(Problem to solve):
Gather every line below where "Runoff" appears.

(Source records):
^^^^^^^^
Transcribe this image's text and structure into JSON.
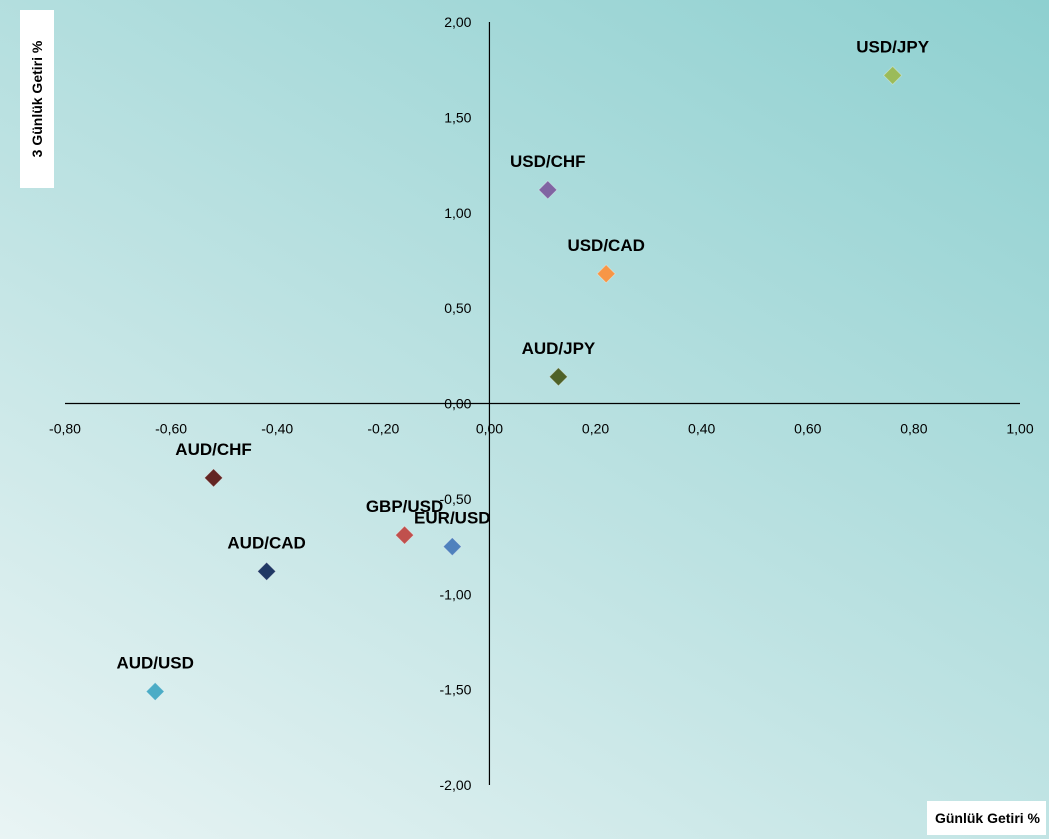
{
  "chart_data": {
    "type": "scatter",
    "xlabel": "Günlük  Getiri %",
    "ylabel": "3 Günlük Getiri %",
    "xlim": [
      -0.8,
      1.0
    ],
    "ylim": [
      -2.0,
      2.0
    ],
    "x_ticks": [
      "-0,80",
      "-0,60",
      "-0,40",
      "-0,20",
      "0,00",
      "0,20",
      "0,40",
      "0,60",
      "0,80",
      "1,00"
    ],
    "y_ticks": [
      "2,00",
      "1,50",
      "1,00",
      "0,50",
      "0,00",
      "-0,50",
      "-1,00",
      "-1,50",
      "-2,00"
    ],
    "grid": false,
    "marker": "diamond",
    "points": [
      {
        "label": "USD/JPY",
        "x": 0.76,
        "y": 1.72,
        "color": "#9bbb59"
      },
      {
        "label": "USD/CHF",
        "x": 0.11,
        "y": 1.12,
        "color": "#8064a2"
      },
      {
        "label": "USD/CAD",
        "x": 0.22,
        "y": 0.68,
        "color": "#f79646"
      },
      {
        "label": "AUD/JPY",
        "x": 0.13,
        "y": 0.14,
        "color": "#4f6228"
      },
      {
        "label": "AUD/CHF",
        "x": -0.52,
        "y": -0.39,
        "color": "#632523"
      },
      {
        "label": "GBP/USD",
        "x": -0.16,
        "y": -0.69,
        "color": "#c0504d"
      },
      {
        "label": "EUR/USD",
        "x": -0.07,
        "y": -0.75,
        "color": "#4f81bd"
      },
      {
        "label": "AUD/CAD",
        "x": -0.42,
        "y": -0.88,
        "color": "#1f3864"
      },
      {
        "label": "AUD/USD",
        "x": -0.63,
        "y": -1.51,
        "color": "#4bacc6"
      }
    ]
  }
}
^^^^^^^^
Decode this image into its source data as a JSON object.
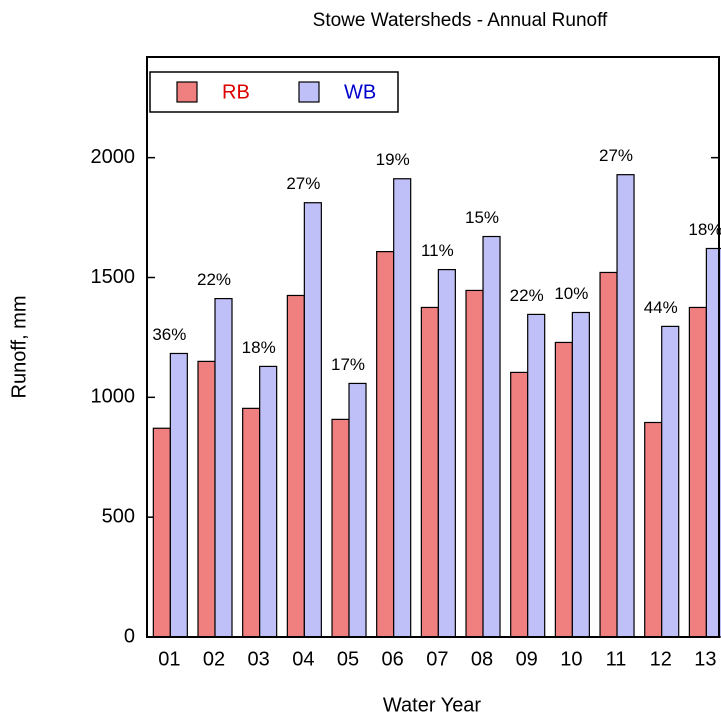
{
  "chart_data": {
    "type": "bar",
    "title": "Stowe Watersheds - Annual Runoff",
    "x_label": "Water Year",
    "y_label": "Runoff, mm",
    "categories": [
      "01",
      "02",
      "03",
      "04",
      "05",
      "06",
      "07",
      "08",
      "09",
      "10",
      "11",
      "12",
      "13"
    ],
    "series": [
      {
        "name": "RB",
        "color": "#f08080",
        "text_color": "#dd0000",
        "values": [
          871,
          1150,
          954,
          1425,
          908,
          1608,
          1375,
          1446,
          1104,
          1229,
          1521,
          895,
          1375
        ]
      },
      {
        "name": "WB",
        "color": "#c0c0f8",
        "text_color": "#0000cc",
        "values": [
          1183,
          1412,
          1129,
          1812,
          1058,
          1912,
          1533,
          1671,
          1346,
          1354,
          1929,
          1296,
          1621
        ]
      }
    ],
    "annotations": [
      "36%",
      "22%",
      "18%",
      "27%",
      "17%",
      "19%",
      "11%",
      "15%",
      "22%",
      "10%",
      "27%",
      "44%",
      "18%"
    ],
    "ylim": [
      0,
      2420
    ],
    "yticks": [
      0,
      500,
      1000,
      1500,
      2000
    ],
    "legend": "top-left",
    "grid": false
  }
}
^^^^^^^^
(Result of the exercise):
    "title": "Stowe Watersheds - Annual Runoff",
    "y_label": "Runoff, mm",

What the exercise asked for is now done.